● **Exercise directions**
Give the stretch from the start of the records through the line containing "paragraph: définie précédemment." again, switching "bounding boxes" to "box coordinates" and leaving everything else unchanged.

● **Entries supplied**
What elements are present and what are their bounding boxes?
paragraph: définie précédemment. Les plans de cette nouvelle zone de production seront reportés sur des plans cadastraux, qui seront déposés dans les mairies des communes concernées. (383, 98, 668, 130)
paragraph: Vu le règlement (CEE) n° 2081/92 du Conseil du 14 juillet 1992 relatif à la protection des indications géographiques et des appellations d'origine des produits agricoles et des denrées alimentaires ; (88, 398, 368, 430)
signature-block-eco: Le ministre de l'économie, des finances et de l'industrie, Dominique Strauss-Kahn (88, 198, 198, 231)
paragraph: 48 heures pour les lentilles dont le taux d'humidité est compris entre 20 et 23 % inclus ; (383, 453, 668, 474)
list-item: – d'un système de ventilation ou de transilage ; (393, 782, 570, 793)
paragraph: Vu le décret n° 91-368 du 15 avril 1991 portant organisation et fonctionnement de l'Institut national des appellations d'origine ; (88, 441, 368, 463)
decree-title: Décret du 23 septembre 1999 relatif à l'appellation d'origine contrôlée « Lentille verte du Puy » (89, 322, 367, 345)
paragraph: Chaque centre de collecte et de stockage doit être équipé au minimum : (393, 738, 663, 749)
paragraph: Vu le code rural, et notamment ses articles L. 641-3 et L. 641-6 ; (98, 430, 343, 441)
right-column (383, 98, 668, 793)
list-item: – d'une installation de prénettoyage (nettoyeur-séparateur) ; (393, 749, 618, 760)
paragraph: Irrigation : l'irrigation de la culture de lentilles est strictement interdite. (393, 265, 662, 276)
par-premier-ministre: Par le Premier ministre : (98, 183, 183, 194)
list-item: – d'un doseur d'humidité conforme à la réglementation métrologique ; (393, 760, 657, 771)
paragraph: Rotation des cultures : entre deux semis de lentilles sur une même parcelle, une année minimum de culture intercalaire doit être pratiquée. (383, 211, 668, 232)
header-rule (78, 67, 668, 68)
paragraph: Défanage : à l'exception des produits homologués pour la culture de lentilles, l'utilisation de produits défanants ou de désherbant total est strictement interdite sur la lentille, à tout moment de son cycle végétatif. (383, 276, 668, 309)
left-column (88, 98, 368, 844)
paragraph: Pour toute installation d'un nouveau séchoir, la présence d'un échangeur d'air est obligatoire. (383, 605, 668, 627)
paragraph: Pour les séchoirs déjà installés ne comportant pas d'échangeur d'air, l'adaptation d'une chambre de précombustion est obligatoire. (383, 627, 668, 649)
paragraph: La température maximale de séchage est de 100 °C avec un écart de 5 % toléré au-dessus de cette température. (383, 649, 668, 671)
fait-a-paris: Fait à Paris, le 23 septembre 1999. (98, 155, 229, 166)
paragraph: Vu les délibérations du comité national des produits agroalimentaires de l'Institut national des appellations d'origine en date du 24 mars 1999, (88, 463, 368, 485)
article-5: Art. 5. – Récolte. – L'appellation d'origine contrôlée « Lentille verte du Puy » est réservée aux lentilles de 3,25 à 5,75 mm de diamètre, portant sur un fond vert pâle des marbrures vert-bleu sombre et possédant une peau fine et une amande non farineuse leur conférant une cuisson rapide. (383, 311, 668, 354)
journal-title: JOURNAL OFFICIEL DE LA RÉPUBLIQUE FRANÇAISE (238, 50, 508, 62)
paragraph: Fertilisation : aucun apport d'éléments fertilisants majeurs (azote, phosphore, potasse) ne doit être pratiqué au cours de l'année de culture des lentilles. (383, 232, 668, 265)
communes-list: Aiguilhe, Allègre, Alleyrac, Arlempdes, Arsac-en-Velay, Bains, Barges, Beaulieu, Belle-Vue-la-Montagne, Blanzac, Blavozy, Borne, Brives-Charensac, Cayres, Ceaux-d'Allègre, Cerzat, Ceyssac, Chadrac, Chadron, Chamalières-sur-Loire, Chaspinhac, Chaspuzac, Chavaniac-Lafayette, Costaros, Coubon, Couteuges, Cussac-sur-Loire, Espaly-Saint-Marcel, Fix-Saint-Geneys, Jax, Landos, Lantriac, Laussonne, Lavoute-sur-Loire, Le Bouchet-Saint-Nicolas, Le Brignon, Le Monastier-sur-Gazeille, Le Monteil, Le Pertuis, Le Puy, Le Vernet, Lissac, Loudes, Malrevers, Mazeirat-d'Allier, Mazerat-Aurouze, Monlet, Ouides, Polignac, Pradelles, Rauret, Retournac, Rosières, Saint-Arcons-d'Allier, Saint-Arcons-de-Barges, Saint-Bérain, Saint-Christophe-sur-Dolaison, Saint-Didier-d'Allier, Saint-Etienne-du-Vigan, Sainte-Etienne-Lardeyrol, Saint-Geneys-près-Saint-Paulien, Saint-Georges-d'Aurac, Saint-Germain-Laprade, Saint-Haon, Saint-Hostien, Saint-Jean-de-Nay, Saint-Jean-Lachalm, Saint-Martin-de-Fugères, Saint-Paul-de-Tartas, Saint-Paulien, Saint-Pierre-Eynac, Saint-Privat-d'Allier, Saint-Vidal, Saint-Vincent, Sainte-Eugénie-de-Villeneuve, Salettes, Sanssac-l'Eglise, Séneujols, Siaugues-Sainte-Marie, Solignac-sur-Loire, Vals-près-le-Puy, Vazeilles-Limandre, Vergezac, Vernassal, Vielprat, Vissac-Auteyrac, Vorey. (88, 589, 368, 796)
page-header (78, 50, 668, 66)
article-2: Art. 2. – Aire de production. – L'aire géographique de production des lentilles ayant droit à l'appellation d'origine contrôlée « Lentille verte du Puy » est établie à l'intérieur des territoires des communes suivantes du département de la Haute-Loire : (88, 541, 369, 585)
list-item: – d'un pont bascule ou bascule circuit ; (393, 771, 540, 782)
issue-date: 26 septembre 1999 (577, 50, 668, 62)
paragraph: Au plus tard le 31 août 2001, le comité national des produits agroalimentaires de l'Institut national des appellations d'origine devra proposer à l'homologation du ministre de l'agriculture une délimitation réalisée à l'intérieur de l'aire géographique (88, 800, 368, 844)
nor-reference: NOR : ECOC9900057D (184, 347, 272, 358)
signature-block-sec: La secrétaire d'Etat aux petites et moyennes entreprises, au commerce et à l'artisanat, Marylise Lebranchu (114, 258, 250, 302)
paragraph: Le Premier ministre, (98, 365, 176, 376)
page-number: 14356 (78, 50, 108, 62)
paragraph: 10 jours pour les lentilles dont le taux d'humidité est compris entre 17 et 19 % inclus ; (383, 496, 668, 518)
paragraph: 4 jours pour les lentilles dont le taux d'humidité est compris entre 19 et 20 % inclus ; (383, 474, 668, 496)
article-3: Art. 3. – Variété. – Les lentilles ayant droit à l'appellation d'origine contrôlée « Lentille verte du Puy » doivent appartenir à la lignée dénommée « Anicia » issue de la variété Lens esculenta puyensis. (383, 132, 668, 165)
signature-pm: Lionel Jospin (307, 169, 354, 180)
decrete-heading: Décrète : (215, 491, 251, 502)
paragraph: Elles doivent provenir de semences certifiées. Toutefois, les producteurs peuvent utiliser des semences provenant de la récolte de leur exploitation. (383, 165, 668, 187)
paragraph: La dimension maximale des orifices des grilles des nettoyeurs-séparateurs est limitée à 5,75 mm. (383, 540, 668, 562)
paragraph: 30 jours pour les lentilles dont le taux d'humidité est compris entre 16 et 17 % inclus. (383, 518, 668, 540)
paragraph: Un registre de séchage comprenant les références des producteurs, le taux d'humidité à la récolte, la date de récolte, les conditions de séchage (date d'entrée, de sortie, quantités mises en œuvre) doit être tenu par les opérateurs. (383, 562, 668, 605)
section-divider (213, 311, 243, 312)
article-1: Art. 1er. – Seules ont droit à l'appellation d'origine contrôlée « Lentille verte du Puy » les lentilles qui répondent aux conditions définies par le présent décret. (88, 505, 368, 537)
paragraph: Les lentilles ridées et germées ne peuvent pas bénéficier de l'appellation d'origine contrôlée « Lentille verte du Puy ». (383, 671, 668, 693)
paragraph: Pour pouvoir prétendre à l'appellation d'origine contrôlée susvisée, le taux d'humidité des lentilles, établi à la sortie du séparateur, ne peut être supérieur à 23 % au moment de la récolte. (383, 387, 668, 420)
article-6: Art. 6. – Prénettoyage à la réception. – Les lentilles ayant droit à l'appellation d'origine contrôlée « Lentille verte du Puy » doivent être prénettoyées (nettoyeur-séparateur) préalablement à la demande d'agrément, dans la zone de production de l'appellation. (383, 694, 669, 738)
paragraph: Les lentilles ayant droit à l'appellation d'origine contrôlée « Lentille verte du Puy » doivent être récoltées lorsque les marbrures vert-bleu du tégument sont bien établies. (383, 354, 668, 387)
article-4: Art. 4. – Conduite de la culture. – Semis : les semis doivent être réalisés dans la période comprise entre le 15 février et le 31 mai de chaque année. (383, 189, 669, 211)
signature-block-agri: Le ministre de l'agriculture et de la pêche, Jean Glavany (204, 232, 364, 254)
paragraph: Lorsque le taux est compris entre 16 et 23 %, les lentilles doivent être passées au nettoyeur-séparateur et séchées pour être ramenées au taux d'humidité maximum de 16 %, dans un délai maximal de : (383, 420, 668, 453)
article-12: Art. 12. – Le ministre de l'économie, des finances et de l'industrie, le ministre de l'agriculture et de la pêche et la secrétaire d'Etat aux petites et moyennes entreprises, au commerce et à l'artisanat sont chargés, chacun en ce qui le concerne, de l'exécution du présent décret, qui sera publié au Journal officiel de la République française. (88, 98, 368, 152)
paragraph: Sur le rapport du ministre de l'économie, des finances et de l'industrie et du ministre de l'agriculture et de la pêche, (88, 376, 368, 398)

● **Result of the exercise**
What elements are present and what are their box coordinates?
paragraph: définie précédemment. Les plans de cette nouvelle zone de production seront reportés sur des plans cadastraux, qui seront déposés dans les mairies des communes concernées. (383, 98, 668, 130)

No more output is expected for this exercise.